▶ Provided records
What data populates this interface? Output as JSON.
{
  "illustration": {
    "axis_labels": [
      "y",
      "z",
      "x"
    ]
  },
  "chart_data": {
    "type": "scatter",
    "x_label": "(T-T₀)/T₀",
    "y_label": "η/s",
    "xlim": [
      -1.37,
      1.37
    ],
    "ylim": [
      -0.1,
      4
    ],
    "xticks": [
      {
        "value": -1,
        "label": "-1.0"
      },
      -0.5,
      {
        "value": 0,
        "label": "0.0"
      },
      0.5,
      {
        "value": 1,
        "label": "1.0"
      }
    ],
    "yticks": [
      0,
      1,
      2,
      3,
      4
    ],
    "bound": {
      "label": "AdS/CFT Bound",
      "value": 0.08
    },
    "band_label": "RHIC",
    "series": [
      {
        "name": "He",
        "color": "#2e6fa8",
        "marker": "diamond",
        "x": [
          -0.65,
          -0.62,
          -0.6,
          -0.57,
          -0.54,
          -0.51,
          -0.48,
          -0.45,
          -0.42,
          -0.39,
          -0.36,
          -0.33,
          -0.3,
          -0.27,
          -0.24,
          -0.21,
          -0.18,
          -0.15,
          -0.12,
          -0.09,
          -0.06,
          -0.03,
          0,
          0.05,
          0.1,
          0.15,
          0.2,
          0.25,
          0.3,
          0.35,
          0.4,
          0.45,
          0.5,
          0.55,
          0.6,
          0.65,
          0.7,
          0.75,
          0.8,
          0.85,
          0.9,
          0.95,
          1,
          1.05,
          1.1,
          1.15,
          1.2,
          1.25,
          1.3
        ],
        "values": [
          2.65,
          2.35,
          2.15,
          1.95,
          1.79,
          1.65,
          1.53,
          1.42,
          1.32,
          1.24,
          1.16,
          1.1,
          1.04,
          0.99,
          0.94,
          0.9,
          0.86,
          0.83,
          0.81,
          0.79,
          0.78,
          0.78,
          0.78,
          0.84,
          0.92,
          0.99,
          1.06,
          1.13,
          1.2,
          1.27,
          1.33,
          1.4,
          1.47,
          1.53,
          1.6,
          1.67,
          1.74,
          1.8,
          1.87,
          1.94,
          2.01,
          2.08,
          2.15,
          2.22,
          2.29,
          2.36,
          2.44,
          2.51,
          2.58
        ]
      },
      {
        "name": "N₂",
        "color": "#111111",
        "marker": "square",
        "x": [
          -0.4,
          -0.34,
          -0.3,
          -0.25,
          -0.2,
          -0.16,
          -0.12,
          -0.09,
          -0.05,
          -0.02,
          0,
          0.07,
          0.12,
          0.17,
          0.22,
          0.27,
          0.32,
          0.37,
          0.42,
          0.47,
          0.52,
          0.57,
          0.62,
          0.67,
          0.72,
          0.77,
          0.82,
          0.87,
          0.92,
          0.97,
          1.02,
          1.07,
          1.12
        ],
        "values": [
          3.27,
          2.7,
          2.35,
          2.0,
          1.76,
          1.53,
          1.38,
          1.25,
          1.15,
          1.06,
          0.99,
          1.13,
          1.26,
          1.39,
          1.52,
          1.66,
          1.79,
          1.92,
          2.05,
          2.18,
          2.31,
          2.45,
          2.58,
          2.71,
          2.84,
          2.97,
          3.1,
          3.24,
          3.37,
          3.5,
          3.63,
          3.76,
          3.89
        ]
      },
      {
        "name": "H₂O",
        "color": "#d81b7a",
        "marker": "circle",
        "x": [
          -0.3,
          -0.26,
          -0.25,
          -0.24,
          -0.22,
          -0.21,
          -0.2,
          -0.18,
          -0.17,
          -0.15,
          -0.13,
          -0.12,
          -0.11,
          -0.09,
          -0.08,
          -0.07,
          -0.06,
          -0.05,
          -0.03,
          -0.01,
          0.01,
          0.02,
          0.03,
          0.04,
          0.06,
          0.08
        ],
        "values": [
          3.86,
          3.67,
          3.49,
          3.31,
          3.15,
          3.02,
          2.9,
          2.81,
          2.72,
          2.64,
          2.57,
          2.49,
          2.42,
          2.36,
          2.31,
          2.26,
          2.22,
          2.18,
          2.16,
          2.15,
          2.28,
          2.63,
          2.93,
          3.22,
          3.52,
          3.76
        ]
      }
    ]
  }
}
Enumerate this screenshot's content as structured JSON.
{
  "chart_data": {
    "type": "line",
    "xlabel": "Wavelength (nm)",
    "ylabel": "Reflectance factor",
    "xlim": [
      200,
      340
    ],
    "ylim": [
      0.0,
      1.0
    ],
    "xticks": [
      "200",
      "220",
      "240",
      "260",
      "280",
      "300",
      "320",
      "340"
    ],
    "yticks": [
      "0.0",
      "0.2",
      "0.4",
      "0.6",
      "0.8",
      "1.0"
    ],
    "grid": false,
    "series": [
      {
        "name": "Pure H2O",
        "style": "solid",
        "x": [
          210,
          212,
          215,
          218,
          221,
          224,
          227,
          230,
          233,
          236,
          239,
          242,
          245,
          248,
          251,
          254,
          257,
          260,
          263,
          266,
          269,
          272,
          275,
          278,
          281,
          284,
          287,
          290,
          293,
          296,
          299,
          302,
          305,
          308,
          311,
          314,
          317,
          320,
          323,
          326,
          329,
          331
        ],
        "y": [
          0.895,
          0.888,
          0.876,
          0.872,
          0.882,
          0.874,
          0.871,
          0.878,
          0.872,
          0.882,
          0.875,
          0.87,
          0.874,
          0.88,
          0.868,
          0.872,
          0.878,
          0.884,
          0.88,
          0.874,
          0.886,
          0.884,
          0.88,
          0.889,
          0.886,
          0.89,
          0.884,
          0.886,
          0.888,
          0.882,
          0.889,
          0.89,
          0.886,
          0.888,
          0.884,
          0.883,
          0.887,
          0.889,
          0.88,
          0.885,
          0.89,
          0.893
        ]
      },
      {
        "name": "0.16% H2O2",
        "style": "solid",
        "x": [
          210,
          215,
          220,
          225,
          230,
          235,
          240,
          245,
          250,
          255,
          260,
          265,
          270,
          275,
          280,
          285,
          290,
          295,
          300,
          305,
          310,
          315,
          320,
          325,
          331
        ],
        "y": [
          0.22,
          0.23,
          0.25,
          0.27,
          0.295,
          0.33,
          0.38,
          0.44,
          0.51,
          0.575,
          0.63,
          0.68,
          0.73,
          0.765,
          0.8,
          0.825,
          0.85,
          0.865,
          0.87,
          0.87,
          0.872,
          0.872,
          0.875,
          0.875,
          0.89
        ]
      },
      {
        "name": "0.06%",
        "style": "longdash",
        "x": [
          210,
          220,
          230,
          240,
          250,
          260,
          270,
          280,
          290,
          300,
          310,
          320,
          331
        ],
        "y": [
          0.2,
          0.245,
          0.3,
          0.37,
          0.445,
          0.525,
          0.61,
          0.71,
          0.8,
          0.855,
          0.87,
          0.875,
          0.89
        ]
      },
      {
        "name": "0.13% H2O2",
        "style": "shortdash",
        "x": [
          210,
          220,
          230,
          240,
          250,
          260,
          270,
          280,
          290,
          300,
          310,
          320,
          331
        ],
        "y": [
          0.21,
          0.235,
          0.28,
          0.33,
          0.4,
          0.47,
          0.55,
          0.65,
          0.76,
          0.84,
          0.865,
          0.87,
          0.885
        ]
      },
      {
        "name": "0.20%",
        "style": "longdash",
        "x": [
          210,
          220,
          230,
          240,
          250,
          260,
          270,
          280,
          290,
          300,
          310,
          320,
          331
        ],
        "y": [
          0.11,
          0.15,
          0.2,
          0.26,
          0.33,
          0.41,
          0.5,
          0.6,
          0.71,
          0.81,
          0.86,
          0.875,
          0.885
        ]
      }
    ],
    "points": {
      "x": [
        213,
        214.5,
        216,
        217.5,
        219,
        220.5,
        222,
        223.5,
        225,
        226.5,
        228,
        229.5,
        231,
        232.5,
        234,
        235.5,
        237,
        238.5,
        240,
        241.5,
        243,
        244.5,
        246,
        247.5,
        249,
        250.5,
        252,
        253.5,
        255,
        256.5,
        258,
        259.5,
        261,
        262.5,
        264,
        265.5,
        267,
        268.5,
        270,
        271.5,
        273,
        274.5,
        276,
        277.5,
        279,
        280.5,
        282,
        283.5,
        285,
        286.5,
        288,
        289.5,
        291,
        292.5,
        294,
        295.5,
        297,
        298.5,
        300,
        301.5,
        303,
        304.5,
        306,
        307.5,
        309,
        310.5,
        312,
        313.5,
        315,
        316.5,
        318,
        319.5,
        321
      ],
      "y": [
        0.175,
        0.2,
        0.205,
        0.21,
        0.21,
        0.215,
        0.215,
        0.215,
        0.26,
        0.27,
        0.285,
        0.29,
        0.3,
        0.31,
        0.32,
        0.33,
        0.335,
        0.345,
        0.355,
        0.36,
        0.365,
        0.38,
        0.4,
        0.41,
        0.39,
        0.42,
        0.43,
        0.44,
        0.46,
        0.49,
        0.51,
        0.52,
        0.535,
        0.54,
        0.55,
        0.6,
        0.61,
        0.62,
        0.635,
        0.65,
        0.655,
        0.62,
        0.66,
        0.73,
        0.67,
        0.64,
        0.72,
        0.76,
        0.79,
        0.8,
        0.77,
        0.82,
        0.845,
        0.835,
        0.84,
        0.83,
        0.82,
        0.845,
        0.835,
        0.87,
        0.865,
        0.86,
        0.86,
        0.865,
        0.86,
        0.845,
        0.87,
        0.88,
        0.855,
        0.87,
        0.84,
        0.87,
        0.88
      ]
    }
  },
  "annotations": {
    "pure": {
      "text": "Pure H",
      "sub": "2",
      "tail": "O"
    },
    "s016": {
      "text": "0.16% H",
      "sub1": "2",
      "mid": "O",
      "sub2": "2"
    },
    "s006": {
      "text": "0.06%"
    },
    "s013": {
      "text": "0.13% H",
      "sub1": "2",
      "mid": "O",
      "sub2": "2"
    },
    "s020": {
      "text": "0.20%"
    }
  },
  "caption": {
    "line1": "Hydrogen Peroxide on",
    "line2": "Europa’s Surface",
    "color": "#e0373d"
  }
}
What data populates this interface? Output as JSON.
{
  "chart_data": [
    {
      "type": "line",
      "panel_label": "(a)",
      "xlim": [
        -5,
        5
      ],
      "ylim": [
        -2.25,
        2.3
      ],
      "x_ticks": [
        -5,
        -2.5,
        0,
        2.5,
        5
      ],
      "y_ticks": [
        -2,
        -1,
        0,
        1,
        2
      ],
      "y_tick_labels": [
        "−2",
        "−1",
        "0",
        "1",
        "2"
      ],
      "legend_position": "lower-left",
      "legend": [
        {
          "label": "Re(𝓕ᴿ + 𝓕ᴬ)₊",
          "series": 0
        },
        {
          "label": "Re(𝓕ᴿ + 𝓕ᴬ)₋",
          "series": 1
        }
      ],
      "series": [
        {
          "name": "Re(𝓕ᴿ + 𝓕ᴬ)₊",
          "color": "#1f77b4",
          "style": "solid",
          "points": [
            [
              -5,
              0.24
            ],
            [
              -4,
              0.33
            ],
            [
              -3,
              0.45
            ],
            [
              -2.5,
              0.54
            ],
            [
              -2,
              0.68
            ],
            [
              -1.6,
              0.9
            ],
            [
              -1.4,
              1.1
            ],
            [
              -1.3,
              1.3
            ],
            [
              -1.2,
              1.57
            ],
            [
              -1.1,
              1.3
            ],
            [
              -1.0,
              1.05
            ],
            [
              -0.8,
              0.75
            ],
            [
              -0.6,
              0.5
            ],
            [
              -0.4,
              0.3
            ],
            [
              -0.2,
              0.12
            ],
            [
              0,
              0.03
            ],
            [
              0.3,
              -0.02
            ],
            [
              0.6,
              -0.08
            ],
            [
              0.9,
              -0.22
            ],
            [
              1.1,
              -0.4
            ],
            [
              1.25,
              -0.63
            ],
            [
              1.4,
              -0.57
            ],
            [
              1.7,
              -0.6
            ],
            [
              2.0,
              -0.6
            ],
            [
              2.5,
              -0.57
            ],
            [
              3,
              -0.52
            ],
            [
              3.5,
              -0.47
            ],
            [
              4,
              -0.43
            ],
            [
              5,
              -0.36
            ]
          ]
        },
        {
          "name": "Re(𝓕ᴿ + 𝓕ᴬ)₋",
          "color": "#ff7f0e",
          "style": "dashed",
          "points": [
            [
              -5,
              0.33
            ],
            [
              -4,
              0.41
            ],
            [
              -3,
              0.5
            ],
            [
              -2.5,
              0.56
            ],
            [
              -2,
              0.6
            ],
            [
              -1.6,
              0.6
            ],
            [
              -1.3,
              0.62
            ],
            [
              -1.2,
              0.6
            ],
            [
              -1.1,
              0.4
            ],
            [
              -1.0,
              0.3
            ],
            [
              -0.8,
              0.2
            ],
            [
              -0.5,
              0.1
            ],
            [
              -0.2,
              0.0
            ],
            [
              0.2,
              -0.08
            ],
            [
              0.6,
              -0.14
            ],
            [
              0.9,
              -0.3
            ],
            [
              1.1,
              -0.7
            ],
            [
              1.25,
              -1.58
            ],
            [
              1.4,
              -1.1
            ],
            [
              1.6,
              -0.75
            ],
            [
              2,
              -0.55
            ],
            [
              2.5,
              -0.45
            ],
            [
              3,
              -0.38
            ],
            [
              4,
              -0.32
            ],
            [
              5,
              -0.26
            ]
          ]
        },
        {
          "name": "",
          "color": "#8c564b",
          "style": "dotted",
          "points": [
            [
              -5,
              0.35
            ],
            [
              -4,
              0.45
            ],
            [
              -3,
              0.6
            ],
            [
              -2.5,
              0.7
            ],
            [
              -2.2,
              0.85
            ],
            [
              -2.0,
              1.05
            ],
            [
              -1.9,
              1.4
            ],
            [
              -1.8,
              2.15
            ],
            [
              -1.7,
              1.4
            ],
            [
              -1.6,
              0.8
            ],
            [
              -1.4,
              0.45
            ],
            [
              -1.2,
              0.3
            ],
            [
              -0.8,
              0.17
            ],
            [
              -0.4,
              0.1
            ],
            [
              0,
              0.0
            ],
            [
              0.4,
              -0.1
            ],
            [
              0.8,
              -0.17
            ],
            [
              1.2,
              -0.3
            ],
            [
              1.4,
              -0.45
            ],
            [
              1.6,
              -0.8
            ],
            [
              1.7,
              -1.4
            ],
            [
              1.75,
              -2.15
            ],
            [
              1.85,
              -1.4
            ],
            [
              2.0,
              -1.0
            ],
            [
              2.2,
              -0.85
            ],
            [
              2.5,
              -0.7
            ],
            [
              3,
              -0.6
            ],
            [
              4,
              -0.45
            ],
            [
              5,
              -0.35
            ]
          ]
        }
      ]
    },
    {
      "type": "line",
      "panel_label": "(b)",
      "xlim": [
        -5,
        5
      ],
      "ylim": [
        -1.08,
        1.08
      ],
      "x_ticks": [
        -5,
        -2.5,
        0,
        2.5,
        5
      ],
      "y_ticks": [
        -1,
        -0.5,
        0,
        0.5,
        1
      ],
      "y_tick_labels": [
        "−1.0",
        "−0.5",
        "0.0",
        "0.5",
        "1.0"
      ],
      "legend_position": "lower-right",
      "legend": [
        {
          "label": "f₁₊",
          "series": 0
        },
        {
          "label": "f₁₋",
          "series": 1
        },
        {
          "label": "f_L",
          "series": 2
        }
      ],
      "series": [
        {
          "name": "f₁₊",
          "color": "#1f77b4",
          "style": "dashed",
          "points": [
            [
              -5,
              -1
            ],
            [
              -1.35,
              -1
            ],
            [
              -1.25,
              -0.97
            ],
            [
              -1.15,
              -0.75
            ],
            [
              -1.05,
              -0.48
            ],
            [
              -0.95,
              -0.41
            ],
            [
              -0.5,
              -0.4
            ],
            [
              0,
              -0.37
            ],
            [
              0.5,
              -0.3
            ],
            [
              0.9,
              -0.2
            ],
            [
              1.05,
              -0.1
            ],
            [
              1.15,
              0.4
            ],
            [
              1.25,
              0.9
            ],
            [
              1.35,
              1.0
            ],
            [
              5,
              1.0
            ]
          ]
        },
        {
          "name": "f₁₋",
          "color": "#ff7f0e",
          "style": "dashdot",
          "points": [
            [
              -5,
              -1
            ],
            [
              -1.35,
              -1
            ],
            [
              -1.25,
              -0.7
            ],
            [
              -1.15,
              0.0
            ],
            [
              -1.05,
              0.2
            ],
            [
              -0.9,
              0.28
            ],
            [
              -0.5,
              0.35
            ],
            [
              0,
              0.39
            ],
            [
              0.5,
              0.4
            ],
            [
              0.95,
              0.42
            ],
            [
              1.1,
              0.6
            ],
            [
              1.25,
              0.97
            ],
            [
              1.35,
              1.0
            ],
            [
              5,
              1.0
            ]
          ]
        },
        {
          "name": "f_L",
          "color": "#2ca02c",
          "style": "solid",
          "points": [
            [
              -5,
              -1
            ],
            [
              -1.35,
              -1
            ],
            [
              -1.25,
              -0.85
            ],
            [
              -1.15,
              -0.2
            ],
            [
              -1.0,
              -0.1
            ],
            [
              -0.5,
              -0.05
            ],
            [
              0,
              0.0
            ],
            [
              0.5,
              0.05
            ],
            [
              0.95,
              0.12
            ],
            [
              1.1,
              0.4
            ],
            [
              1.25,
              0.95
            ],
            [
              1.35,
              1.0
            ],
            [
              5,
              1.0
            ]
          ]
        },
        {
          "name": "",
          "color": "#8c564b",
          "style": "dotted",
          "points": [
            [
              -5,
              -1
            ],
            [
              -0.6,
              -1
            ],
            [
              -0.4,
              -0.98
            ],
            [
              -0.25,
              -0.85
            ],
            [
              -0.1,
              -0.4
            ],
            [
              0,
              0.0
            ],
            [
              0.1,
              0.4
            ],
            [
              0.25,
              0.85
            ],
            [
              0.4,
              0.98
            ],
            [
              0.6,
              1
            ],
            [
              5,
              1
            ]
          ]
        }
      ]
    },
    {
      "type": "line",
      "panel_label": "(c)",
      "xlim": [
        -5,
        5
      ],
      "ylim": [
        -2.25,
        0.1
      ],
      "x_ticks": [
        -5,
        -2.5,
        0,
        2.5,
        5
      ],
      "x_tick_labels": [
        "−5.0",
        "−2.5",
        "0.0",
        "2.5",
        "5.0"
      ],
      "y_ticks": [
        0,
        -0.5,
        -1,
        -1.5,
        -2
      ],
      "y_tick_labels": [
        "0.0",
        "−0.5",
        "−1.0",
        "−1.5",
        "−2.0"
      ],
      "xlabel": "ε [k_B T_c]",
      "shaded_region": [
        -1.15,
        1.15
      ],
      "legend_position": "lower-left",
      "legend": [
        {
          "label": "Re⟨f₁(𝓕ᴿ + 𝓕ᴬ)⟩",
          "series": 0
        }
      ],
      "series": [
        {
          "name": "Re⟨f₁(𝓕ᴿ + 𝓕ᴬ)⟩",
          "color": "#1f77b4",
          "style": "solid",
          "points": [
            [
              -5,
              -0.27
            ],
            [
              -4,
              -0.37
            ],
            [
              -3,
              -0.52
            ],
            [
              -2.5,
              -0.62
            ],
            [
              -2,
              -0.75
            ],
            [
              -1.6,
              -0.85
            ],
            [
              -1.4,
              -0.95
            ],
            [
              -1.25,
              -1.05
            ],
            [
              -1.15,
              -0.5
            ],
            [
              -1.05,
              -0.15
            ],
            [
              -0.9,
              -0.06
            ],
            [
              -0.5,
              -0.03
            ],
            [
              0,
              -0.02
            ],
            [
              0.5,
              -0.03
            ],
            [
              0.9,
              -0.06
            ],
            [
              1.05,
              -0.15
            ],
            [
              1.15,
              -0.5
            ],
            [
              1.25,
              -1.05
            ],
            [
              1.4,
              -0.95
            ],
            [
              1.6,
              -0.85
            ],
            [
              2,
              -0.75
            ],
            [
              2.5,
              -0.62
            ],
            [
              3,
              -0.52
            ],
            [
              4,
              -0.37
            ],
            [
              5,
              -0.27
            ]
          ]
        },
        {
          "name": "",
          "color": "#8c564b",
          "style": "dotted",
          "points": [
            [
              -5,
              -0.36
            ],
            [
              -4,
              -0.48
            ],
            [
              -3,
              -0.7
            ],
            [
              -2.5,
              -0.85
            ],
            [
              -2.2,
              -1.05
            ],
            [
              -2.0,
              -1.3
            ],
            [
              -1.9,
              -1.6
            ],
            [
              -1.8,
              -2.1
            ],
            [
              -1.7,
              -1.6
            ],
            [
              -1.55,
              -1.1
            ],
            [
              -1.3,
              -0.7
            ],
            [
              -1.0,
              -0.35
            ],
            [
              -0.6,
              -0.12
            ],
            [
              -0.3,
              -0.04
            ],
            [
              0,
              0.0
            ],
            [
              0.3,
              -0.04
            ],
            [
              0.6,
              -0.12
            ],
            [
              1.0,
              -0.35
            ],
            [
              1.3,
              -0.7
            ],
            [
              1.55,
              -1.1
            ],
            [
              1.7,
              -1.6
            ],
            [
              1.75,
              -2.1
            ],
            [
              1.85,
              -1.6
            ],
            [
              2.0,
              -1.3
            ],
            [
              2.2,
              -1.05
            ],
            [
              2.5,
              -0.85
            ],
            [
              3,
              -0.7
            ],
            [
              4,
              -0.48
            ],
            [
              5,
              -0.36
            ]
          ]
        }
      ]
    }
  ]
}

▶ Your task
Which lines include the word "marker"? Copy every one of them.

▶ Complete answer
        "marker": "diamond",
        "marker": "square",
        "marker": "circle",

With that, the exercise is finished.